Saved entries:
(begin)
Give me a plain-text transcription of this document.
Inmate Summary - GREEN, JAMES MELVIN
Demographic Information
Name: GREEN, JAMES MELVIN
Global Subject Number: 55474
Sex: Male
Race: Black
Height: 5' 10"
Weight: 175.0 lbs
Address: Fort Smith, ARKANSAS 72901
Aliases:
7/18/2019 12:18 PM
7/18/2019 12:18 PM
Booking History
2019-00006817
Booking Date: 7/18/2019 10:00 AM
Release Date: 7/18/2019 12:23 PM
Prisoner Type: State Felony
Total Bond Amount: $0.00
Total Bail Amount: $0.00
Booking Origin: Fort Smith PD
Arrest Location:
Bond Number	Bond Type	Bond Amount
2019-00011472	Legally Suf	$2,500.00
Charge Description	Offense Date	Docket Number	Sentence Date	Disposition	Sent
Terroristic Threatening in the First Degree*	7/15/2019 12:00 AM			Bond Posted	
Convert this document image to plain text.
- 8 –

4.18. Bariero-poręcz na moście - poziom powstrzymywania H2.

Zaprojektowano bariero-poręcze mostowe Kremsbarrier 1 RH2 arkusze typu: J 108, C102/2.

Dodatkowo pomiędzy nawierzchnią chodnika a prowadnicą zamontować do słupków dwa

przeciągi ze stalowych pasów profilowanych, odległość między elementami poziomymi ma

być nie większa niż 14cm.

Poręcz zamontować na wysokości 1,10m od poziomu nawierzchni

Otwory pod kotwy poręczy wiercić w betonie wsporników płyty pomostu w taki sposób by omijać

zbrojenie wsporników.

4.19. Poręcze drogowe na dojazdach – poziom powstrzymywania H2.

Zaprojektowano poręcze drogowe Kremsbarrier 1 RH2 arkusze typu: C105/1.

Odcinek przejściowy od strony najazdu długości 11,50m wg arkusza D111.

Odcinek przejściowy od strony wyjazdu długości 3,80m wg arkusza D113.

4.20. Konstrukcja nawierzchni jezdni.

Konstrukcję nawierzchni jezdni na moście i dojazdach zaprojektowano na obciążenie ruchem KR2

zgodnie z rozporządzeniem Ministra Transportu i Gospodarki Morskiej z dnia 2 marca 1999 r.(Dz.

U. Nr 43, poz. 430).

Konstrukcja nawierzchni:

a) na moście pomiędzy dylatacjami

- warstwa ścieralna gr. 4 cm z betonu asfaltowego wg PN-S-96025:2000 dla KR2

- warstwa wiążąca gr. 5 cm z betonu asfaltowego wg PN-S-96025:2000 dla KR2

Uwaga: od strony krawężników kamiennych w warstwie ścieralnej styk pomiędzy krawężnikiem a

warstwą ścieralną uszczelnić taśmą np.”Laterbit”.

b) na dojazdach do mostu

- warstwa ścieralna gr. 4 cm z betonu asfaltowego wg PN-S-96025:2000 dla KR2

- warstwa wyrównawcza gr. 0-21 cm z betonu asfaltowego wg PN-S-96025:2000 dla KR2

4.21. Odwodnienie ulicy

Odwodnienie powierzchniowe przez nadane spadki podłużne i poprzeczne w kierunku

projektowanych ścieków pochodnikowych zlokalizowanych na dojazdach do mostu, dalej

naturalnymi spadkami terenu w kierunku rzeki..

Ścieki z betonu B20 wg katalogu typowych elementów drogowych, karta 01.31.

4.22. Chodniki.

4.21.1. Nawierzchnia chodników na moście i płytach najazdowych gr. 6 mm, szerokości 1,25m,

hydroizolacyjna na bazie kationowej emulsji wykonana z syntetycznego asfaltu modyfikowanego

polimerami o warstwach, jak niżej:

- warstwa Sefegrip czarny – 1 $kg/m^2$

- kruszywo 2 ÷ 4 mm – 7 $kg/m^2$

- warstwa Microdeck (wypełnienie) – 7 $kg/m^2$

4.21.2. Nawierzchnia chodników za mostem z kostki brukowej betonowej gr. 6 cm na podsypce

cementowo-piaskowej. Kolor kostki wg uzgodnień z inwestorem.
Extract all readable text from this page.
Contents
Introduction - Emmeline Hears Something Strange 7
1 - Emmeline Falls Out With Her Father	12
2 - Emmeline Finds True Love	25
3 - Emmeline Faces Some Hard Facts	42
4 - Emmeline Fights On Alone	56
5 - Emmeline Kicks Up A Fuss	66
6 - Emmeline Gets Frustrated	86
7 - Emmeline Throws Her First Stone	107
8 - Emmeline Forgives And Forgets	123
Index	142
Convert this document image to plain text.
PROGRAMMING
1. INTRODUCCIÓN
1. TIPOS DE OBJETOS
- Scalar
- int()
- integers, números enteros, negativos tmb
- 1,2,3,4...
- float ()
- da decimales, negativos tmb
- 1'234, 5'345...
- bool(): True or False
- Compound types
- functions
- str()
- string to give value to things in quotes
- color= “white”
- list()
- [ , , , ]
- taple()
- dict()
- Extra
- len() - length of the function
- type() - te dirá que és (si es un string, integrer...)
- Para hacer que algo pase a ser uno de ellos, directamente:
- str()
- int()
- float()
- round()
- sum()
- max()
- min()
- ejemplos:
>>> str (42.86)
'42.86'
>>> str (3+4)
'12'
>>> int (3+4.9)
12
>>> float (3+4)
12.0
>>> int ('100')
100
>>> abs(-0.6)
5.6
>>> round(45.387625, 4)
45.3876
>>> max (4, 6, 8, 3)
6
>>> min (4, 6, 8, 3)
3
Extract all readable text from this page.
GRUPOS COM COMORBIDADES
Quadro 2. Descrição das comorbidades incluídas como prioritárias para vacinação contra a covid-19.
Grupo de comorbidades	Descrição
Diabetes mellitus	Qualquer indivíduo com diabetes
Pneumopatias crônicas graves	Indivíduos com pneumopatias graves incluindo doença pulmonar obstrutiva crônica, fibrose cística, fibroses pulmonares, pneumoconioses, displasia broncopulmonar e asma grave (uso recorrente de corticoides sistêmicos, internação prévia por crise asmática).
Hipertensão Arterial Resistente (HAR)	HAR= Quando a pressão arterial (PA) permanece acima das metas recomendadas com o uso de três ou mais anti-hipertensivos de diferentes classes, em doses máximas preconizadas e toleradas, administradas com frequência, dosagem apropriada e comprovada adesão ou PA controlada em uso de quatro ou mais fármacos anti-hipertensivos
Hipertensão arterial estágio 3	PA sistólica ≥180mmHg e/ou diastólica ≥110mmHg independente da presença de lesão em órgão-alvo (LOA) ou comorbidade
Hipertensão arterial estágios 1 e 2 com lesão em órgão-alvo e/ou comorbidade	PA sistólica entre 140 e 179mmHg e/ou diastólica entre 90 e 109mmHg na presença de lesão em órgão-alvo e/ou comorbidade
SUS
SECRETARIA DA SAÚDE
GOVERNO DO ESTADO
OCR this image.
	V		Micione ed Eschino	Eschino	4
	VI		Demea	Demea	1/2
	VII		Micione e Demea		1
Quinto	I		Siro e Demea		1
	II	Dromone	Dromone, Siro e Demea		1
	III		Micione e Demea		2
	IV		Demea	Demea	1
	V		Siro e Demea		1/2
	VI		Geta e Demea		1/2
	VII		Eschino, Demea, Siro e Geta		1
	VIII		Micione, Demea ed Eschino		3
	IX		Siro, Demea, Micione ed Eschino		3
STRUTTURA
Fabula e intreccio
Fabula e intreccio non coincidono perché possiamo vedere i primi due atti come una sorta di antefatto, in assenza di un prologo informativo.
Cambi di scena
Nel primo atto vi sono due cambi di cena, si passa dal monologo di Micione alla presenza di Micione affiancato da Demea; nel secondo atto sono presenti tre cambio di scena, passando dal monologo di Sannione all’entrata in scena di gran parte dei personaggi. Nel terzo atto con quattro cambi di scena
(end)
Gather and copy every line of the data in which the string "negativos" is found.

• Solved problem:
- integers, números enteros, negativos tmb
- da decimales, negativos tmb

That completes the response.